Data entries:

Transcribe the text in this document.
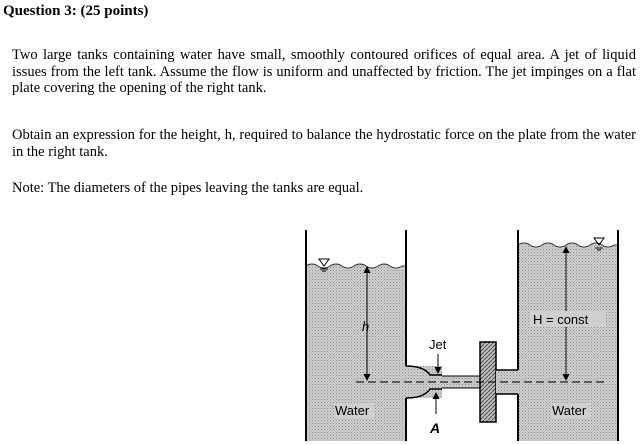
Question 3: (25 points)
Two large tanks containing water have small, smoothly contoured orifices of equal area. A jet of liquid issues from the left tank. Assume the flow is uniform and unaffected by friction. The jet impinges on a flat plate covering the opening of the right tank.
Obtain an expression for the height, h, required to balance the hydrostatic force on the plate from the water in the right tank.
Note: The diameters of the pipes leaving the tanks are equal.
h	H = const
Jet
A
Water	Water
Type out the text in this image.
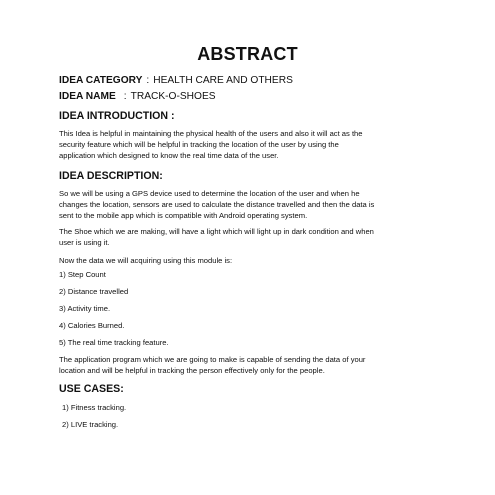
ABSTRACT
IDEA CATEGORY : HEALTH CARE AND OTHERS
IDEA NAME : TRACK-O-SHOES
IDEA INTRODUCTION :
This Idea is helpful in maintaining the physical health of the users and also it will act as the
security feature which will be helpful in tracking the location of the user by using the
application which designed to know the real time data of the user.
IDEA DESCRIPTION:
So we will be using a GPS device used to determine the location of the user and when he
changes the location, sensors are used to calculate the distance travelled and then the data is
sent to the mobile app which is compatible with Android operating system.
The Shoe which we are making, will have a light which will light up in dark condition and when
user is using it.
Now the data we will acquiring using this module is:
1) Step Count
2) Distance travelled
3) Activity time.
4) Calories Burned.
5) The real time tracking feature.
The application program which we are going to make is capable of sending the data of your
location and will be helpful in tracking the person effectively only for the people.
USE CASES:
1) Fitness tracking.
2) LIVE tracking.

# [BRIEF]
Copy all lines of the listing above that contain the string "have".

# [RESULT BELOW]
Two large tanks containing water have small, smoothly contoured orifices of equal area. A jet of liquid issues from the left tank. Assume the flow is uniform and unaffected by friction. The jet impinges on a flat plate covering the opening of the right tank.
The Shoe which we are making, will have a light which will light up in dark condition and when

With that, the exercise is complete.